Data entries

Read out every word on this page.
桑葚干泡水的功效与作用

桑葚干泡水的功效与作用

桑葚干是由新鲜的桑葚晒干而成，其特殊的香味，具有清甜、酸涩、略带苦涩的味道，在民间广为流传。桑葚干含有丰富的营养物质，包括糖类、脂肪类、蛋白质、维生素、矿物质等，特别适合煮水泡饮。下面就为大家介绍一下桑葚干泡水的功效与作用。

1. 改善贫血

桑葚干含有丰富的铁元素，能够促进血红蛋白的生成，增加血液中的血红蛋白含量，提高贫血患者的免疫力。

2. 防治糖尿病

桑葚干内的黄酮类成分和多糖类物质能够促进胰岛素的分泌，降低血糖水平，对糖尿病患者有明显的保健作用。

To be done:
Output an exact copy of each record.

Task response:
Read out every word on this page.
桑葚干泡水的功效与作用

桑葚干泡水的功效与作用

桑葚干是由新鲜的桑葚晒干而成，其特殊的香味，具有清甜、酸涩、略带苦涩的味道，在民间广为流传。桑葚干含有丰富的营养物质，包括糖类、脂肪类、蛋白质、维生素、矿物质等，特别适合煮水泡饮。下面就为大家介绍一下桑葚干泡水的功效与作用。

1. 改善贫血

桑葚干含有丰富的铁元素，能够促进血红蛋白的生成，增加血液中的血红蛋白含量，提高贫血患者的免疫力。

2. 防治糖尿病

桑葚干内的黄酮类成分和多糖类物质能够促进胰岛素的分泌，降低血糖水平，对糖尿病患者有明显的保健作用。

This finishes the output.